--- TASK ---
Please copy every line of the records below that holds the word "this".

[Stored items]
[start]

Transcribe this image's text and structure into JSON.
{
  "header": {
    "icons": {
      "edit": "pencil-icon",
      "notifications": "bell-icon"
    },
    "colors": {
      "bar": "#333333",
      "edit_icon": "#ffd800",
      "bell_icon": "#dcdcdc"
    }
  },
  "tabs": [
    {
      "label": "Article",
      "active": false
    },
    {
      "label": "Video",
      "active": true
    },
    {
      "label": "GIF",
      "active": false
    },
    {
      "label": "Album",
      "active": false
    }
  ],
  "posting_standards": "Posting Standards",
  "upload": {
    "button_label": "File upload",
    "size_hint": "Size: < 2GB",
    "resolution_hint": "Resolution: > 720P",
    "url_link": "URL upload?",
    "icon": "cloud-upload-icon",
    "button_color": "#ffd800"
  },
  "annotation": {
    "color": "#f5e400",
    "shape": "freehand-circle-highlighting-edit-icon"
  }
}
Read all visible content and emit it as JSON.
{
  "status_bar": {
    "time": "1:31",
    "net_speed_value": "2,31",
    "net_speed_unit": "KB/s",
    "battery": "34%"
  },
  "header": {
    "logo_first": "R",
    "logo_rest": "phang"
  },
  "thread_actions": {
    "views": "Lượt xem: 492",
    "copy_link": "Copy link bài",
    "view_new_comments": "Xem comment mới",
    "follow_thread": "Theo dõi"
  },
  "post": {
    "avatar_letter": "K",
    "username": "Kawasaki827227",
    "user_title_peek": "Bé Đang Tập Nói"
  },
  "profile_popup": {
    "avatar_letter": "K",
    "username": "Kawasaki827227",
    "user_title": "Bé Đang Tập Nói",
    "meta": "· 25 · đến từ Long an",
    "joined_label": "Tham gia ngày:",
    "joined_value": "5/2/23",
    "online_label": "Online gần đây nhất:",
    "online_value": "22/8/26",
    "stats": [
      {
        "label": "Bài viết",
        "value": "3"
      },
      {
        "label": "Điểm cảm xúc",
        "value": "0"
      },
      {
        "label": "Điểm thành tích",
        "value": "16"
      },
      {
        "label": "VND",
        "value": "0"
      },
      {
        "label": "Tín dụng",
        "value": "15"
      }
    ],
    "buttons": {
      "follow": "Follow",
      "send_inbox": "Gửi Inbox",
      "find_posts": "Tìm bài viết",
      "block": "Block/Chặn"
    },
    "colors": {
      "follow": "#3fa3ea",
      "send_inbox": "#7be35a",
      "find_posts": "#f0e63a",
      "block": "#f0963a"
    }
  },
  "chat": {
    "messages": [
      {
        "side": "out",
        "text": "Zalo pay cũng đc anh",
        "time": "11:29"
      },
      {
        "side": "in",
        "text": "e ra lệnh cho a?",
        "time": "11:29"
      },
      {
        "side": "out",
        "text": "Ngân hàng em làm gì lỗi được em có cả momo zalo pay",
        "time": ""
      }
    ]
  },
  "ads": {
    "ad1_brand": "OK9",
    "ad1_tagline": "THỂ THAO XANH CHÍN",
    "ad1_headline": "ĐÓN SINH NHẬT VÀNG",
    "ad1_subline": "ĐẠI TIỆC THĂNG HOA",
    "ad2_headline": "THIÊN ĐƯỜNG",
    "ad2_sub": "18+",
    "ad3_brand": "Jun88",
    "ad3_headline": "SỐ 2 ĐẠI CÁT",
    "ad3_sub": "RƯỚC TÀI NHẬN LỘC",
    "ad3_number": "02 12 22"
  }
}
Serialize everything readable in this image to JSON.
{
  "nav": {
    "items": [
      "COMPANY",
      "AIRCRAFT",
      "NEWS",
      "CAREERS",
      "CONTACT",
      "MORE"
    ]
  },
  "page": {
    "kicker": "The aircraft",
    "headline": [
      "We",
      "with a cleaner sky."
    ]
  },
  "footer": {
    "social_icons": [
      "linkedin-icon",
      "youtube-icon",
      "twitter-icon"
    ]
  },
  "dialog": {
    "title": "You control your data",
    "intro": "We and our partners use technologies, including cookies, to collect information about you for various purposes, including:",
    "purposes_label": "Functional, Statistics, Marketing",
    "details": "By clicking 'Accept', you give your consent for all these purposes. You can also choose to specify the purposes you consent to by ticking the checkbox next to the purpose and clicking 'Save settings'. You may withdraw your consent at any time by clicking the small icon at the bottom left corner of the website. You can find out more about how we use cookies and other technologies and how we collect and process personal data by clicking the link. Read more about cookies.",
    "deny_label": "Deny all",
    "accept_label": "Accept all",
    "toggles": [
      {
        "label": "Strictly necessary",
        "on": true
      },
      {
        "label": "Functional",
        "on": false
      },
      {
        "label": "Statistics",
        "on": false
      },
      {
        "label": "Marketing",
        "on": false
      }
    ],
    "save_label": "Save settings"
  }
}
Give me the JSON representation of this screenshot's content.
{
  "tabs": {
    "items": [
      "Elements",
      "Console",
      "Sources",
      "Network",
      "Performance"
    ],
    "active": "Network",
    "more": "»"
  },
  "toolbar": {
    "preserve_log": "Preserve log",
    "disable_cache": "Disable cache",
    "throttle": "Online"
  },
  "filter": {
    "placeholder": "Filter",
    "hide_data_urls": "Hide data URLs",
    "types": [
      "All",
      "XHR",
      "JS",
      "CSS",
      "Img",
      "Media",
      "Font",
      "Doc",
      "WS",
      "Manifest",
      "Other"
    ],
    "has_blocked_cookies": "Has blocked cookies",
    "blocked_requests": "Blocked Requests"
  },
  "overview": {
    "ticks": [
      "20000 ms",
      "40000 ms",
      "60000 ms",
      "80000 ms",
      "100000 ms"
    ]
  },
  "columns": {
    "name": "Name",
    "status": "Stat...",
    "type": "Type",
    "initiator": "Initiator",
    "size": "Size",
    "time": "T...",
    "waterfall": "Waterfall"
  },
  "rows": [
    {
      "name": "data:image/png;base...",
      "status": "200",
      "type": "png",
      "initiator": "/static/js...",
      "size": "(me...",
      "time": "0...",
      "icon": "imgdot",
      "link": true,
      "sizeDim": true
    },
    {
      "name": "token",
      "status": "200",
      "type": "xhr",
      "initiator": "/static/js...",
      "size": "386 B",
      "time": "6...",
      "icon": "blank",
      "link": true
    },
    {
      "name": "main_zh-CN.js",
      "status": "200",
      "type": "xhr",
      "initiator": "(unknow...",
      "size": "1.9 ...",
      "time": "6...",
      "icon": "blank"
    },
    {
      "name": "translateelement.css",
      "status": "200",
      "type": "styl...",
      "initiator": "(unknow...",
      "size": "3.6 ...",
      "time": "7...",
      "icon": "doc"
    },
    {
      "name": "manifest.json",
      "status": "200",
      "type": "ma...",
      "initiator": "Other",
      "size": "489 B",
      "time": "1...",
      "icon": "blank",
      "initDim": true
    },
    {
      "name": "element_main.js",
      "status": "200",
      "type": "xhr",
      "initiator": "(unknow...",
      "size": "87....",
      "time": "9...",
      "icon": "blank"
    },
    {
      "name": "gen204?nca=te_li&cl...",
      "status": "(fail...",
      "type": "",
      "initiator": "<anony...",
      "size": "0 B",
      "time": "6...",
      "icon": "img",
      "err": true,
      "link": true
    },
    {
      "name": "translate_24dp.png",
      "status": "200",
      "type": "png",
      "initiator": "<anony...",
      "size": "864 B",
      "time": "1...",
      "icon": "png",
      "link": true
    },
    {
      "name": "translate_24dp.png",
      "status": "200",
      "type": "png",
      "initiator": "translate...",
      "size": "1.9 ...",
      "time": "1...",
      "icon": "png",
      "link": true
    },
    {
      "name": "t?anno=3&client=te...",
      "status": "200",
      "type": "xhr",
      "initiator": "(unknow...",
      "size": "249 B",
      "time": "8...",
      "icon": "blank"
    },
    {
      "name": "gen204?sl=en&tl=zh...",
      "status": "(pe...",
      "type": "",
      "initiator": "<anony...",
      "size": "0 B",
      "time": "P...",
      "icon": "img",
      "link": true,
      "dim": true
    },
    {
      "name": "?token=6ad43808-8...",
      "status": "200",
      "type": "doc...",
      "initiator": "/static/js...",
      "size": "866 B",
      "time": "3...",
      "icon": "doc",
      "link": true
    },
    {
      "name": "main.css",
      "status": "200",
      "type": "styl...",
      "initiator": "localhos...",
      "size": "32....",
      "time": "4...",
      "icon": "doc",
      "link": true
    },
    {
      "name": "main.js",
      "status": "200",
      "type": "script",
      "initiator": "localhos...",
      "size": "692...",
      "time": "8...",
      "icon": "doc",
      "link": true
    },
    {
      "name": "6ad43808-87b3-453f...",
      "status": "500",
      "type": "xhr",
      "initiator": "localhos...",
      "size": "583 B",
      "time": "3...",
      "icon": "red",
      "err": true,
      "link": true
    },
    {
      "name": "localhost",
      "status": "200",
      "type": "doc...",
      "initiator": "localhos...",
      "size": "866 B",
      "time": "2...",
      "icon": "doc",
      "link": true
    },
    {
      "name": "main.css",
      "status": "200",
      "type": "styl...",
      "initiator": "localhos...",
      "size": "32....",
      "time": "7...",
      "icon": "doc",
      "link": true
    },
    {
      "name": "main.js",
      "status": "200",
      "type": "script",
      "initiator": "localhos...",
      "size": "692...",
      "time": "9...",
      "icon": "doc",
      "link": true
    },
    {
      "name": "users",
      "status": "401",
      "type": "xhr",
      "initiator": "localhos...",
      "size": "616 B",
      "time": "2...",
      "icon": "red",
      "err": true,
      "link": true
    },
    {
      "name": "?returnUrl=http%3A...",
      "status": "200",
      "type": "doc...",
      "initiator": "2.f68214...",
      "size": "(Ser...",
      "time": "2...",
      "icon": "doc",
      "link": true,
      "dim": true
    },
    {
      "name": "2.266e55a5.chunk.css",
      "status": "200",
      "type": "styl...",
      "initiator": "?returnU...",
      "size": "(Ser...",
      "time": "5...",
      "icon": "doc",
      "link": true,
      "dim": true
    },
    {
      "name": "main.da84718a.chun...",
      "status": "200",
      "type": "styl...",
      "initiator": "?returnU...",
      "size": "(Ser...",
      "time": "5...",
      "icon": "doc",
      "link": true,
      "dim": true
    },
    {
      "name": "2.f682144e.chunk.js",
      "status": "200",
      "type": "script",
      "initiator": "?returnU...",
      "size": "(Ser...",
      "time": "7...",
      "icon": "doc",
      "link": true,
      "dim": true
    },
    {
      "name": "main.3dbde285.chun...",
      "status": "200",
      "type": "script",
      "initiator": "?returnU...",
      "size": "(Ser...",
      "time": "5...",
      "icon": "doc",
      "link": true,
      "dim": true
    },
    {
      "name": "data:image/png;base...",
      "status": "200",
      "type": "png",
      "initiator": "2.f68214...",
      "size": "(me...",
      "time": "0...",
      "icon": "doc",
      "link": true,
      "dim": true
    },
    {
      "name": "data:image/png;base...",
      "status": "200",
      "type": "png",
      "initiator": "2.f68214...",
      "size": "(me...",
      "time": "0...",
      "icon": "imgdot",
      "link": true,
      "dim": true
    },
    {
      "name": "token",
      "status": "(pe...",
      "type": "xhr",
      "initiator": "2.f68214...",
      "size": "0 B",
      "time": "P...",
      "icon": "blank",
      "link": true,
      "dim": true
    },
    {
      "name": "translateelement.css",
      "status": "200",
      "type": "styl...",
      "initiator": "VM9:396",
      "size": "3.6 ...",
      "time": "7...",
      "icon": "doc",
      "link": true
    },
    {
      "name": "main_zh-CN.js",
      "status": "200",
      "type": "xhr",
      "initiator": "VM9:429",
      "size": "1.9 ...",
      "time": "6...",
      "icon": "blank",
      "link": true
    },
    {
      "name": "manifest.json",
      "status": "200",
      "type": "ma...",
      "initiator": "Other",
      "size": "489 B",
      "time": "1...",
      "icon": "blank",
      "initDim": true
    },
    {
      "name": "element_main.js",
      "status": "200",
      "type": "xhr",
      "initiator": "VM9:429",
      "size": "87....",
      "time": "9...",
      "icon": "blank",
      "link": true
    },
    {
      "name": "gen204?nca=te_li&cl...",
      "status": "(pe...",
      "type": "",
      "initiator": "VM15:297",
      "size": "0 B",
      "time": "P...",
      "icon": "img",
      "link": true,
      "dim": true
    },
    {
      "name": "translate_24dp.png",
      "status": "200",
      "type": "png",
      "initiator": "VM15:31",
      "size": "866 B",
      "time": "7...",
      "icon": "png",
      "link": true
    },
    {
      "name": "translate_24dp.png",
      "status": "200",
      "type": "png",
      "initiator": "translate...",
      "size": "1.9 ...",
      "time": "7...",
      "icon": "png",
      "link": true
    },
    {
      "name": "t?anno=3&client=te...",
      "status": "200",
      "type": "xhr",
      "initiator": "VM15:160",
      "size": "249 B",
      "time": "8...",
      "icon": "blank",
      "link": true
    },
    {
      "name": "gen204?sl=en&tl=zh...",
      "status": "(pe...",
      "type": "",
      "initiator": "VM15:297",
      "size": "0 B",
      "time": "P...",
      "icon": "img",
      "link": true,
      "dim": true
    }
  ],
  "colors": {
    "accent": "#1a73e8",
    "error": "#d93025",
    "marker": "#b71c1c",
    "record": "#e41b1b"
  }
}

[end]

--- RESULT ---
Transcribe this image's text and structure into JSON.
Serialize everything readable in this image to JSON.
Give me the JSON representation of this screenshot's content.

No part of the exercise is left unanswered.